-------- Extracted entries

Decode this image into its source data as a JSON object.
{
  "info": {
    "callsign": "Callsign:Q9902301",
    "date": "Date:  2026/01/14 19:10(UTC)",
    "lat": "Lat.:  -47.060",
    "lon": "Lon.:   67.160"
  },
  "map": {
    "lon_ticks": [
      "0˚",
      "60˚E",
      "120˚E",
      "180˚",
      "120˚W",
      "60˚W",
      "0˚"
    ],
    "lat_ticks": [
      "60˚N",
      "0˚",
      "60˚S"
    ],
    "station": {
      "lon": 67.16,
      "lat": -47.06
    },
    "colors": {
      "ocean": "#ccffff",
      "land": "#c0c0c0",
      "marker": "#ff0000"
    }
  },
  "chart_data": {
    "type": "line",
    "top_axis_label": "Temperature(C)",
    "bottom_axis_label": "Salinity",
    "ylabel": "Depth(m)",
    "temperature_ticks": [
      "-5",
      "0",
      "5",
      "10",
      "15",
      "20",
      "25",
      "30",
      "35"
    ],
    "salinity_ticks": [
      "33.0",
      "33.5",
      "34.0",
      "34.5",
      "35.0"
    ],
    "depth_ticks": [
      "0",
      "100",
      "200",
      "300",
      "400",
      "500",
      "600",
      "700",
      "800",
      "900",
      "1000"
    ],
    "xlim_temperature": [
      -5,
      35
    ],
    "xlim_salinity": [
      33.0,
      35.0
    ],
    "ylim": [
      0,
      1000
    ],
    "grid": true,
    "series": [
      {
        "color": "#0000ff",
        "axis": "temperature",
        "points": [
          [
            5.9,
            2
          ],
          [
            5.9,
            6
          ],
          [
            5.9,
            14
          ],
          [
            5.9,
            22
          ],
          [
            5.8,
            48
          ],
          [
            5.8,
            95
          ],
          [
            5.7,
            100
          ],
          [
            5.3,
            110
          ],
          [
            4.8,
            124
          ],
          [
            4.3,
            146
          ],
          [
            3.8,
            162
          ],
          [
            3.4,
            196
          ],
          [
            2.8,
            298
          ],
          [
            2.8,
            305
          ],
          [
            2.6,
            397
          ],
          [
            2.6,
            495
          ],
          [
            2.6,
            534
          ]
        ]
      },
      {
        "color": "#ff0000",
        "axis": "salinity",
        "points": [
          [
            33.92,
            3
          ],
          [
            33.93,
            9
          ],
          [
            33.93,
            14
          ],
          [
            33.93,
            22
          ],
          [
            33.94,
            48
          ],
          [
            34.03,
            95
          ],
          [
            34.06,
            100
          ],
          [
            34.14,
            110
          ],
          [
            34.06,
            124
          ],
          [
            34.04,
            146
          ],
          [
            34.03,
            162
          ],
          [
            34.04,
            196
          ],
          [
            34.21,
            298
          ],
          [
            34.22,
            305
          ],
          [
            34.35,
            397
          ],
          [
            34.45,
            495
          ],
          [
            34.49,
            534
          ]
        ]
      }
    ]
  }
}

----------------

The request >> Return all of the data word for word.

Worked answer >>
Decode this image into its source data as a JSON object.
{
  "info": {
    "callsign": "Callsign:Q9902301",
    "date": "Date:  2026/01/14 19:10(UTC)",
    "lat": "Lat.:  -47.060",
    "lon": "Lon.:   67.160"
  },
  "map": {
    "lon_ticks": [
      "0˚",
      "60˚E",
      "120˚E",
      "180˚",
      "120˚W",
      "60˚W",
      "0˚"
    ],
    "lat_ticks": [
      "60˚N",
      "0˚",
      "60˚S"
    ],
    "station": {
      "lon": 67.16,
      "lat": -47.06
    },
    "colors": {
      "ocean": "#ccffff",
      "land": "#c0c0c0",
      "marker": "#ff0000"
    }
  },
  "chart_data": {
    "type": "line",
    "top_axis_label": "Temperature(C)",
    "bottom_axis_label": "Salinity",
    "ylabel": "Depth(m)",
    "temperature_ticks": [
      "-5",
      "0",
      "5",
      "10",
      "15",
      "20",
      "25",
      "30",
      "35"
    ],
    "salinity_ticks": [
      "33.0",
      "33.5",
      "34.0",
      "34.5",
      "35.0"
    ],
    "depth_ticks": [
      "0",
      "100",
      "200",
      "300",
      "400",
      "500",
      "600",
      "700",
      "800",
      "900",
      "1000"
    ],
    "xlim_temperature": [
      -5,
      35
    ],
    "xlim_salinity": [
      33.0,
      35.0
    ],
    "ylim": [
      0,
      1000
    ],
    "grid": true,
    "series": [
      {
        "color": "#0000ff",
        "axis": "temperature",
        "points": [
          [
            5.9,
            2
          ],
          [
            5.9,
            6
          ],
          [
            5.9,
            14
          ],
          [
            5.9,
            22
          ],
          [
            5.8,
            48
          ],
          [
            5.8,
            95
          ],
          [
            5.7,
            100
          ],
          [
            5.3,
            110
          ],
          [
            4.8,
            124
          ],
          [
            4.3,
            146
          ],
          [
            3.8,
            162
          ],
          [
            3.4,
            196
          ],
          [
            2.8,
            298
          ],
          [
            2.8,
            305
          ],
          [
            2.6,
            397
          ],
          [
            2.6,
            495
          ],
          [
            2.6,
            534
          ]
        ]
      },
      {
        "color": "#ff0000",
        "axis": "salinity",
        "points": [
          [
            33.92,
            3
          ],
          [
            33.93,
            9
          ],
          [
            33.93,
            14
          ],
          [
            33.93,
            22
          ],
          [
            33.94,
            48
          ],
          [
            34.03,
            95
          ],
          [
            34.06,
            100
          ],
          [
            34.14,
            110
          ],
          [
            34.06,
            124
          ],
          [
            34.04,
            146
          ],
          [
            34.03,
            162
          ],
          [
            34.04,
            196
          ],
          [
            34.21,
            298
          ],
          [
            34.22,
            305
          ],
          [
            34.35,
            397
          ],
          [
            34.45,
            495
          ],
          [
            34.49,
            534
          ]
        ]
      }
    ]
  }
}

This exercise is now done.